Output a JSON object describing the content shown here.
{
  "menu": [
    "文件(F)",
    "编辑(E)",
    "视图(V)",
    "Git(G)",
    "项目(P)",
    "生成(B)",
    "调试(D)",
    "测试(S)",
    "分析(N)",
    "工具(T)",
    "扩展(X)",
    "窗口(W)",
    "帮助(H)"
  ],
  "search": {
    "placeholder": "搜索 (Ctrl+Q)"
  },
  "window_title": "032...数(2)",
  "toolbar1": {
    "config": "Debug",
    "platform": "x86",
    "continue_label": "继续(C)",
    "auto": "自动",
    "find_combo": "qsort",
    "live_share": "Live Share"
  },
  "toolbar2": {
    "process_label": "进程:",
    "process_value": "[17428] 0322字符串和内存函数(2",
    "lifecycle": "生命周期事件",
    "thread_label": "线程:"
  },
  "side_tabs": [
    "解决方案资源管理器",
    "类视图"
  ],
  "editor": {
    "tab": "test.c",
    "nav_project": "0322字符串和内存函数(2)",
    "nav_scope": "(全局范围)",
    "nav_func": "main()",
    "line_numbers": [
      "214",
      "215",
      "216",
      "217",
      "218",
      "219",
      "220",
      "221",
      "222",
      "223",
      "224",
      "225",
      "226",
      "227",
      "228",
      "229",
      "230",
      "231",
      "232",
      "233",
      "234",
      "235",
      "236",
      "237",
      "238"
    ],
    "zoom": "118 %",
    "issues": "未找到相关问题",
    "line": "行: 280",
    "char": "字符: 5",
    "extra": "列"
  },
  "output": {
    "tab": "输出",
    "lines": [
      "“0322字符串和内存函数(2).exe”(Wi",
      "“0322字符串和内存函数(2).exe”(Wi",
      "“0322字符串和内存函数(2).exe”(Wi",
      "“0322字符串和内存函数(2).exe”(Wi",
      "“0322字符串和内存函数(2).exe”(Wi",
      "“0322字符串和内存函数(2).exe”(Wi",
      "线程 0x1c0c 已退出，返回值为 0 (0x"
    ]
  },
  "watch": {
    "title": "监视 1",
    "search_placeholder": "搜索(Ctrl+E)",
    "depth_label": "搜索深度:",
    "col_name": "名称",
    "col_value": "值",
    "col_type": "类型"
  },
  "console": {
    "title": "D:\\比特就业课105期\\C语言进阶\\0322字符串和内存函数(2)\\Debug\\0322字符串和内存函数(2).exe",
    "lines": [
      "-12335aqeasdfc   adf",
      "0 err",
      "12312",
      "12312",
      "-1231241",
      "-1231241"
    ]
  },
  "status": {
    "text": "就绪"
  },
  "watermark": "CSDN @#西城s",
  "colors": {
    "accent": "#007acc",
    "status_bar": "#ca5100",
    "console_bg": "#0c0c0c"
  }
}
* * * * * * *
:: What you will do ::
Retype the material in full, character for character.

:: Expected answer ::
Output a JSON object describing the content shown here.
{
  "menu": [
    "文件(F)",
    "编辑(E)",
    "视图(V)",
    "Git(G)",
    "项目(P)",
    "生成(B)",
    "调试(D)",
    "测试(S)",
    "分析(N)",
    "工具(T)",
    "扩展(X)",
    "窗口(W)",
    "帮助(H)"
  ],
  "search": {
    "placeholder": "搜索 (Ctrl+Q)"
  },
  "window_title": "032...数(2)",
  "toolbar1": {
    "config": "Debug",
    "platform": "x86",
    "continue_label": "继续(C)",
    "auto": "自动",
    "find_combo": "qsort",
    "live_share": "Live Share"
  },
  "toolbar2": {
    "process_label": "进程:",
    "process_value": "[17428] 0322字符串和内存函数(2",
    "lifecycle": "生命周期事件",
    "thread_label": "线程:"
  },
  "side_tabs": [
    "解决方案资源管理器",
    "类视图"
  ],
  "editor": {
    "tab": "test.c",
    "nav_project": "0322字符串和内存函数(2)",
    "nav_scope": "(全局范围)",
    "nav_func": "main()",
    "line_numbers": [
      "214",
      "215",
      "216",
      "217",
      "218",
      "219",
      "220",
      "221",
      "222",
      "223",
      "224",
      "225",
      "226",
      "227",
      "228",
      "229",
      "230",
      "231",
      "232",
      "233",
      "234",
      "235",
      "236",
      "237",
      "238"
    ],
    "zoom": "118 %",
    "issues": "未找到相关问题",
    "line": "行: 280",
    "char": "字符: 5",
    "extra": "列"
  },
  "output": {
    "tab": "输出",
    "lines": [
      "“0322字符串和内存函数(2).exe”(Wi",
      "“0322字符串和内存函数(2).exe”(Wi",
      "“0322字符串和内存函数(2).exe”(Wi",
      "“0322字符串和内存函数(2).exe”(Wi",
      "“0322字符串和内存函数(2).exe”(Wi",
      "“0322字符串和内存函数(2).exe”(Wi",
      "线程 0x1c0c 已退出，返回值为 0 (0x"
    ]
  },
  "watch": {
    "title": "监视 1",
    "search_placeholder": "搜索(Ctrl+E)",
    "depth_label": "搜索深度:",
    "col_name": "名称",
    "col_value": "值",
    "col_type": "类型"
  },
  "console": {
    "title": "D:\\比特就业课105期\\C语言进阶\\0322字符串和内存函数(2)\\Debug\\0322字符串和内存函数(2).exe",
    "lines": [
      "-12335aqeasdfc   adf",
      "0 err",
      "12312",
      "12312",
      "-1231241",
      "-1231241"
    ]
  },
  "status": {
    "text": "就绪"
  },
  "watermark": "CSDN @#西城s",
  "colors": {
    "accent": "#007acc",
    "status_bar": "#ca5100",
    "console_bg": "#0c0c0c"
  }
}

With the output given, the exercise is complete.